> DATA LISTING
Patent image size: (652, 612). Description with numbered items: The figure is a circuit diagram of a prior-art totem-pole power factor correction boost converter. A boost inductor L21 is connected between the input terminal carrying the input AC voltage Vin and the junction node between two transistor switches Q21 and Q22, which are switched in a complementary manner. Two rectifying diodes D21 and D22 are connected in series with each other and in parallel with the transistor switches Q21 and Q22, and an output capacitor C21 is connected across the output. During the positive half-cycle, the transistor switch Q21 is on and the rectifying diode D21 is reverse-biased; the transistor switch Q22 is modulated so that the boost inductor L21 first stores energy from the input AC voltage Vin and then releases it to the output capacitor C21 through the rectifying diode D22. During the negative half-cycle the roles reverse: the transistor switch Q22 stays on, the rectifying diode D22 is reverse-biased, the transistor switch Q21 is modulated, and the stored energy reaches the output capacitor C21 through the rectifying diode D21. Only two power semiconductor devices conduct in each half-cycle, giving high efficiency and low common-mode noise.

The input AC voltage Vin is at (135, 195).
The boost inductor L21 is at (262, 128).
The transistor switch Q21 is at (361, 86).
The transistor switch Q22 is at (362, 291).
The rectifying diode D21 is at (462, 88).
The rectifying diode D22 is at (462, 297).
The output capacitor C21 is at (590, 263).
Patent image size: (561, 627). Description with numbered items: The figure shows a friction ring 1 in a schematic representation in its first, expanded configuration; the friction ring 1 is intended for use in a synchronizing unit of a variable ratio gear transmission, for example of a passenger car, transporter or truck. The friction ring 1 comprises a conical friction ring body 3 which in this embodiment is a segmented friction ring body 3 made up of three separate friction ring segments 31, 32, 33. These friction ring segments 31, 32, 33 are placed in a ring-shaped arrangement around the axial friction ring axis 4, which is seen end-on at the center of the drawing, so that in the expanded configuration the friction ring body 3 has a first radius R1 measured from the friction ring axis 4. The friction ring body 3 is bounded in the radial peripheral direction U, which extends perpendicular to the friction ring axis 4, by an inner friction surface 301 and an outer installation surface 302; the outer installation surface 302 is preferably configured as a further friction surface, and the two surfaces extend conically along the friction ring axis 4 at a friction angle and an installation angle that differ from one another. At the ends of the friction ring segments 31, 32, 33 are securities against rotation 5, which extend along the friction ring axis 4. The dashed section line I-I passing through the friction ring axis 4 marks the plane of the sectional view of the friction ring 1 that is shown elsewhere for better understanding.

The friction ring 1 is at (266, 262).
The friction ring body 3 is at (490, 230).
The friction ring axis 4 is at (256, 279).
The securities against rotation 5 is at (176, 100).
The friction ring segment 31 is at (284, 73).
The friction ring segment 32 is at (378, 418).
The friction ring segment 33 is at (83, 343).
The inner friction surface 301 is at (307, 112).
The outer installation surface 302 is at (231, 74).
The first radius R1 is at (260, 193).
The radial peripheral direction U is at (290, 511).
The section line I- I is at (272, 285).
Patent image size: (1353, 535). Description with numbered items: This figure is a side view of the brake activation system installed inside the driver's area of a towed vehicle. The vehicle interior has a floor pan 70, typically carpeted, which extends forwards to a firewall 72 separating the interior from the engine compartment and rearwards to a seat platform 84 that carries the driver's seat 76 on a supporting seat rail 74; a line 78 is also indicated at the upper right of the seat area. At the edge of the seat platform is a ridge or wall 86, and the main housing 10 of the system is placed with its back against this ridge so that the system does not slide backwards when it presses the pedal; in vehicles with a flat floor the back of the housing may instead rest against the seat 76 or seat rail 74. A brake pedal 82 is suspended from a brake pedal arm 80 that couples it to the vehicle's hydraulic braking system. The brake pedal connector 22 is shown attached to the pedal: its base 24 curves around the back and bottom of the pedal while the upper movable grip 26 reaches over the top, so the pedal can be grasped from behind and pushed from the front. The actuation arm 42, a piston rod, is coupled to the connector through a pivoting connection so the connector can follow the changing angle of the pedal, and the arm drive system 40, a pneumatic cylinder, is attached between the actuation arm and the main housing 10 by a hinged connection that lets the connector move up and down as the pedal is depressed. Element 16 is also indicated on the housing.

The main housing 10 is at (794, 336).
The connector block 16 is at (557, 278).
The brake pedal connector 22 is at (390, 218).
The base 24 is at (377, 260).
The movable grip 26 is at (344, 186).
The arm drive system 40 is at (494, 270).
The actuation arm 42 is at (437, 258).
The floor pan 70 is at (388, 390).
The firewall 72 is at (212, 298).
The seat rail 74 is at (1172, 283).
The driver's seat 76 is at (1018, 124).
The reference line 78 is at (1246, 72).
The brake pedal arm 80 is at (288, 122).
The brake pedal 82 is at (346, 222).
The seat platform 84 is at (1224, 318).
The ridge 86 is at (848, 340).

> OBJECTIVE
Reproduce the lines from the beginning of the records through the line containing "The output capacitor C21 is at (590, 263).", with both ends included.

> RESULT OF THIS EXERCISE
Patent image size: (652, 612). Description with numbered items: The figure is a circuit diagram of a prior-art totem-pole power factor correction boost converter. A boost inductor L21 is connected between the input terminal carrying the input AC voltage Vin and the junction node between two transistor switches Q21 and Q22, which are switched in a complementary manner. Two rectifying diodes D21 and D22 are connected in series with each other and in parallel with the transistor switches Q21 and Q22, and an output capacitor C21 is connected across the output. During the positive half-cycle, the transistor switch Q21 is on and the rectifying diode D21 is reverse-biased; the transistor switch Q22 is modulated so that the boost inductor L21 first stores energy from the input AC voltage Vin and then releases it to the output capacitor C21 through the rectifying diode D22. During the negative half-cycle the roles reverse: the transistor switch Q22 stays on, the rectifying diode D22 is reverse-biased, the transistor switch Q21 is modulated, and the stored energy reaches the output capacitor C21 through the rectifying diode D21. Only two power semiconductor devices conduct in each half-cycle, giving high efficiency and low common-mode noise.

The input AC voltage Vin is at (135, 195).
The boost inductor L21 is at (262, 128).
The transistor switch Q21 is at (361, 86).
The transistor switch Q22 is at (362, 291).
The rectifying diode D21 is at (462, 88).
The rectifying diode D22 is at (462, 297).
The output capacitor C21 is at (590, 263).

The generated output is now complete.